## Task requirements
Repeat the material verbatim. Images are excluded from the copy.

Dataset excerpt:
==================================================

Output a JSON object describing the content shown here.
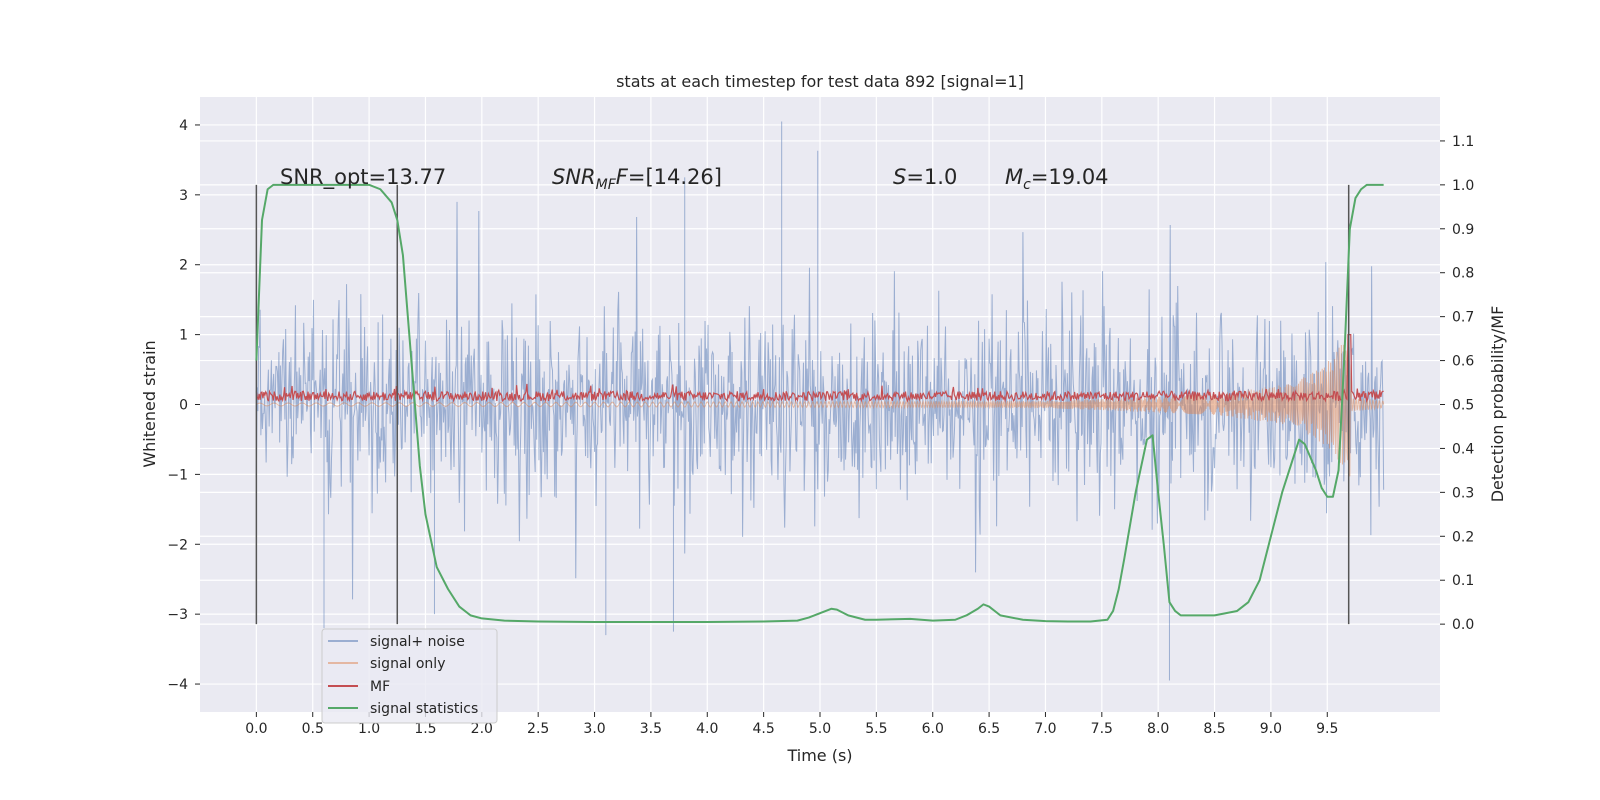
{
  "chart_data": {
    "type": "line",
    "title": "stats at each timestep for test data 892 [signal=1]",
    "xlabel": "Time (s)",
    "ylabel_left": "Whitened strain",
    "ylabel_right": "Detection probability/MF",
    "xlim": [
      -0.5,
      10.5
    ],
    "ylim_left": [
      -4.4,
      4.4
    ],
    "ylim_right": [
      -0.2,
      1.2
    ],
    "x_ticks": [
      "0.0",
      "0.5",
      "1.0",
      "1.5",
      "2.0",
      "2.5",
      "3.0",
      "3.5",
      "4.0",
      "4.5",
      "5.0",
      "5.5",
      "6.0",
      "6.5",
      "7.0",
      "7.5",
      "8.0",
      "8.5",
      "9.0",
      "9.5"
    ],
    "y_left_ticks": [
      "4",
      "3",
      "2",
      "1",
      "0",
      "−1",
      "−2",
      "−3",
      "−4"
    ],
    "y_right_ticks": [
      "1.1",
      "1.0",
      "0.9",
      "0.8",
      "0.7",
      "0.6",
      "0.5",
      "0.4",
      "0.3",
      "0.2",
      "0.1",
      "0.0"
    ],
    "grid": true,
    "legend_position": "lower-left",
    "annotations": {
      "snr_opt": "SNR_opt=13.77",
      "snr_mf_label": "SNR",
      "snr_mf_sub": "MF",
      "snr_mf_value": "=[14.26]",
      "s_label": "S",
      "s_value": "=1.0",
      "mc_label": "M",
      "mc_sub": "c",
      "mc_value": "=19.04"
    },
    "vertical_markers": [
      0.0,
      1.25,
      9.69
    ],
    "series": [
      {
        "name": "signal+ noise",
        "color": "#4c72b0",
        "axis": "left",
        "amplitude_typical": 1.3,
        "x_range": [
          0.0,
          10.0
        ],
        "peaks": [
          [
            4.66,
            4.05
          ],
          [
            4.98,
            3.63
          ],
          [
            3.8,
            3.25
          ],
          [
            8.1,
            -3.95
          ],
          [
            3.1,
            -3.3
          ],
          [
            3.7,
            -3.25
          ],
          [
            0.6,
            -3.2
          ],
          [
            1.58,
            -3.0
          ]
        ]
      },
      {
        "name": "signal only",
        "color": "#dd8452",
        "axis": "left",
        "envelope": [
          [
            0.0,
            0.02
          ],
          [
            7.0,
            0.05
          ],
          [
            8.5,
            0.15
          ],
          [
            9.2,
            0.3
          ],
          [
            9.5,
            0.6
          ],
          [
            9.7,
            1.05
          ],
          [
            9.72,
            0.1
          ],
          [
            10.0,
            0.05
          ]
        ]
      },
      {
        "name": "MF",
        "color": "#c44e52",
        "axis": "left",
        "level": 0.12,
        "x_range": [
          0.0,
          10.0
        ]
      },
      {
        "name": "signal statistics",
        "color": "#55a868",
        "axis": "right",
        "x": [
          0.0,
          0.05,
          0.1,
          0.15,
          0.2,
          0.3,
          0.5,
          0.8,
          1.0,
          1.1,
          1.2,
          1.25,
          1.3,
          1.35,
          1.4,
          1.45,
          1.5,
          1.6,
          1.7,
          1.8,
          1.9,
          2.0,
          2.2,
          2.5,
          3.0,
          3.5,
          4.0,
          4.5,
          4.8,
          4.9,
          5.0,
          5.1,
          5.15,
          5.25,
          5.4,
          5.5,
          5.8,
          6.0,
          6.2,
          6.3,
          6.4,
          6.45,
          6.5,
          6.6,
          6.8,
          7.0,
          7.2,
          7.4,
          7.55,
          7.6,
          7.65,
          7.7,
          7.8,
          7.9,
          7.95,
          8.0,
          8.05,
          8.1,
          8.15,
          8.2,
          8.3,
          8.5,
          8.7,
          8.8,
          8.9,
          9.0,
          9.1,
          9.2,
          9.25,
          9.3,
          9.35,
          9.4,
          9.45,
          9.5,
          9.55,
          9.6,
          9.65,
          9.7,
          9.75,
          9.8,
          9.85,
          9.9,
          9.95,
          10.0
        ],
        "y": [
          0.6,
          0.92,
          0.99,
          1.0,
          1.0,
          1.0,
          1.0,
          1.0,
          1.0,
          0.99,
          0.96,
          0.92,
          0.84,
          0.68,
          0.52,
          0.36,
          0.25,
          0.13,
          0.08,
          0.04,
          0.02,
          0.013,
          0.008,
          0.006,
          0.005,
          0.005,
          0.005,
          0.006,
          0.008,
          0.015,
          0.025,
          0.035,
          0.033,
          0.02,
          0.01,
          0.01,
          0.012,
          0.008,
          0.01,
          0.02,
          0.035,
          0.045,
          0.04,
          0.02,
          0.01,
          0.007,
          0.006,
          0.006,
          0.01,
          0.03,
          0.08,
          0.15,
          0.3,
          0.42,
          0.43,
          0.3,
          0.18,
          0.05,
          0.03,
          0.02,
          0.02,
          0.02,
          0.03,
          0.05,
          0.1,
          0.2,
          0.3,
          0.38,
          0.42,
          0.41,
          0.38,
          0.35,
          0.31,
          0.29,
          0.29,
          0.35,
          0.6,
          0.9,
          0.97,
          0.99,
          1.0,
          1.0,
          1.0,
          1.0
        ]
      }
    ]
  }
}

==================================================

## Response to the task
Output a JSON object describing the content shown here.
{
  "chart_data": {
    "type": "line",
    "title": "stats at each timestep for test data 892 [signal=1]",
    "xlabel": "Time (s)",
    "ylabel_left": "Whitened strain",
    "ylabel_right": "Detection probability/MF",
    "xlim": [
      -0.5,
      10.5
    ],
    "ylim_left": [
      -4.4,
      4.4
    ],
    "ylim_right": [
      -0.2,
      1.2
    ],
    "x_ticks": [
      "0.0",
      "0.5",
      "1.0",
      "1.5",
      "2.0",
      "2.5",
      "3.0",
      "3.5",
      "4.0",
      "4.5",
      "5.0",
      "5.5",
      "6.0",
      "6.5",
      "7.0",
      "7.5",
      "8.0",
      "8.5",
      "9.0",
      "9.5"
    ],
    "y_left_ticks": [
      "4",
      "3",
      "2",
      "1",
      "0",
      "−1",
      "−2",
      "−3",
      "−4"
    ],
    "y_right_ticks": [
      "1.1",
      "1.0",
      "0.9",
      "0.8",
      "0.7",
      "0.6",
      "0.5",
      "0.4",
      "0.3",
      "0.2",
      "0.1",
      "0.0"
    ],
    "grid": true,
    "legend_position": "lower-left",
    "annotations": {
      "snr_opt": "SNR_opt=13.77",
      "snr_mf_label": "SNR",
      "snr_mf_sub": "MF",
      "snr_mf_value": "=[14.26]",
      "s_label": "S",
      "s_value": "=1.0",
      "mc_label": "M",
      "mc_sub": "c",
      "mc_value": "=19.04"
    },
    "vertical_markers": [
      0.0,
      1.25,
      9.69
    ],
    "series": [
      {
        "name": "signal+ noise",
        "color": "#4c72b0",
        "axis": "left",
        "amplitude_typical": 1.3,
        "x_range": [
          0.0,
          10.0
        ],
        "peaks": [
          [
            4.66,
            4.05
          ],
          [
            4.98,
            3.63
          ],
          [
            3.8,
            3.25
          ],
          [
            8.1,
            -3.95
          ],
          [
            3.1,
            -3.3
          ],
          [
            3.7,
            -3.25
          ],
          [
            0.6,
            -3.2
          ],
          [
            1.58,
            -3.0
          ]
        ]
      },
      {
        "name": "signal only",
        "color": "#dd8452",
        "axis": "left",
        "envelope": [
          [
            0.0,
            0.02
          ],
          [
            7.0,
            0.05
          ],
          [
            8.5,
            0.15
          ],
          [
            9.2,
            0.3
          ],
          [
            9.5,
            0.6
          ],
          [
            9.7,
            1.05
          ],
          [
            9.72,
            0.1
          ],
          [
            10.0,
            0.05
          ]
        ]
      },
      {
        "name": "MF",
        "color": "#c44e52",
        "axis": "left",
        "level": 0.12,
        "x_range": [
          0.0,
          10.0
        ]
      },
      {
        "name": "signal statistics",
        "color": "#55a868",
        "axis": "right",
        "x": [
          0.0,
          0.05,
          0.1,
          0.15,
          0.2,
          0.3,
          0.5,
          0.8,
          1.0,
          1.1,
          1.2,
          1.25,
          1.3,
          1.35,
          1.4,
          1.45,
          1.5,
          1.6,
          1.7,
          1.8,
          1.9,
          2.0,
          2.2,
          2.5,
          3.0,
          3.5,
          4.0,
          4.5,
          4.8,
          4.9,
          5.0,
          5.1,
          5.15,
          5.25,
          5.4,
          5.5,
          5.8,
          6.0,
          6.2,
          6.3,
          6.4,
          6.45,
          6.5,
          6.6,
          6.8,
          7.0,
          7.2,
          7.4,
          7.55,
          7.6,
          7.65,
          7.7,
          7.8,
          7.9,
          7.95,
          8.0,
          8.05,
          8.1,
          8.15,
          8.2,
          8.3,
          8.5,
          8.7,
          8.8,
          8.9,
          9.0,
          9.1,
          9.2,
          9.25,
          9.3,
          9.35,
          9.4,
          9.45,
          9.5,
          9.55,
          9.6,
          9.65,
          9.7,
          9.75,
          9.8,
          9.85,
          9.9,
          9.95,
          10.0
        ],
        "y": [
          0.6,
          0.92,
          0.99,
          1.0,
          1.0,
          1.0,
          1.0,
          1.0,
          1.0,
          0.99,
          0.96,
          0.92,
          0.84,
          0.68,
          0.52,
          0.36,
          0.25,
          0.13,
          0.08,
          0.04,
          0.02,
          0.013,
          0.008,
          0.006,
          0.005,
          0.005,
          0.005,
          0.006,
          0.008,
          0.015,
          0.025,
          0.035,
          0.033,
          0.02,
          0.01,
          0.01,
          0.012,
          0.008,
          0.01,
          0.02,
          0.035,
          0.045,
          0.04,
          0.02,
          0.01,
          0.007,
          0.006,
          0.006,
          0.01,
          0.03,
          0.08,
          0.15,
          0.3,
          0.42,
          0.43,
          0.3,
          0.18,
          0.05,
          0.03,
          0.02,
          0.02,
          0.02,
          0.03,
          0.05,
          0.1,
          0.2,
          0.3,
          0.38,
          0.42,
          0.41,
          0.38,
          0.35,
          0.31,
          0.29,
          0.29,
          0.35,
          0.6,
          0.9,
          0.97,
          0.99,
          1.0,
          1.0,
          1.0,
          1.0
        ]
      }
    ]
  }
}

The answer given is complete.